### DO THIS:
Copy every line of the data exactly, leaving nothing out.

### THE INPUT:
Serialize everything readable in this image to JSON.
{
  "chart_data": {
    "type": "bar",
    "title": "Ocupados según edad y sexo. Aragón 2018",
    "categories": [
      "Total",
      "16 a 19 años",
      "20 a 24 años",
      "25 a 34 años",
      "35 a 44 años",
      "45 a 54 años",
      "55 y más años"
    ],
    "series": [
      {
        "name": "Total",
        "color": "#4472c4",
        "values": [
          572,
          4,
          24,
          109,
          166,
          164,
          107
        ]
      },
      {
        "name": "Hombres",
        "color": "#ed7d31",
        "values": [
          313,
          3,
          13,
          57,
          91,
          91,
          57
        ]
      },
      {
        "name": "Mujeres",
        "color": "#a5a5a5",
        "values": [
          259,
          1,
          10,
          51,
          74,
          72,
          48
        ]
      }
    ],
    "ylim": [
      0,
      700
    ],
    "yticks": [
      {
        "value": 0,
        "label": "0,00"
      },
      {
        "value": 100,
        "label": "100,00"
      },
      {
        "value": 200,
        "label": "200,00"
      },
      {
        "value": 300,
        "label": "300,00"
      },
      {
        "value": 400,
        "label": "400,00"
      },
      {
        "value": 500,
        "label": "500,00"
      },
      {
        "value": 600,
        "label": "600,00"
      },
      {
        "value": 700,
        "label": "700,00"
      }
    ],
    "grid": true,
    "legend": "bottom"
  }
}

### TASK RESULT:
Serialize everything readable in this image to JSON.
{
  "chart_data": {
    "type": "bar",
    "title": "Ocupados según edad y sexo. Aragón 2018",
    "categories": [
      "Total",
      "16 a 19 años",
      "20 a 24 años",
      "25 a 34 años",
      "35 a 44 años",
      "45 a 54 años",
      "55 y más años"
    ],
    "series": [
      {
        "name": "Total",
        "color": "#4472c4",
        "values": [
          572,
          4,
          24,
          109,
          166,
          164,
          107
        ]
      },
      {
        "name": "Hombres",
        "color": "#ed7d31",
        "values": [
          313,
          3,
          13,
          57,
          91,
          91,
          57
        ]
      },
      {
        "name": "Mujeres",
        "color": "#a5a5a5",
        "values": [
          259,
          1,
          10,
          51,
          74,
          72,
          48
        ]
      }
    ],
    "ylim": [
      0,
      700
    ],
    "yticks": [
      {
        "value": 0,
        "label": "0,00"
      },
      {
        "value": 100,
        "label": "100,00"
      },
      {
        "value": 200,
        "label": "200,00"
      },
      {
        "value": 300,
        "label": "300,00"
      },
      {
        "value": 400,
        "label": "400,00"
      },
      {
        "value": 500,
        "label": "500,00"
      },
      {
        "value": 600,
        "label": "600,00"
      },
      {
        "value": 700,
        "label": "700,00"
      }
    ],
    "grid": true,
    "legend": "bottom"
  }
}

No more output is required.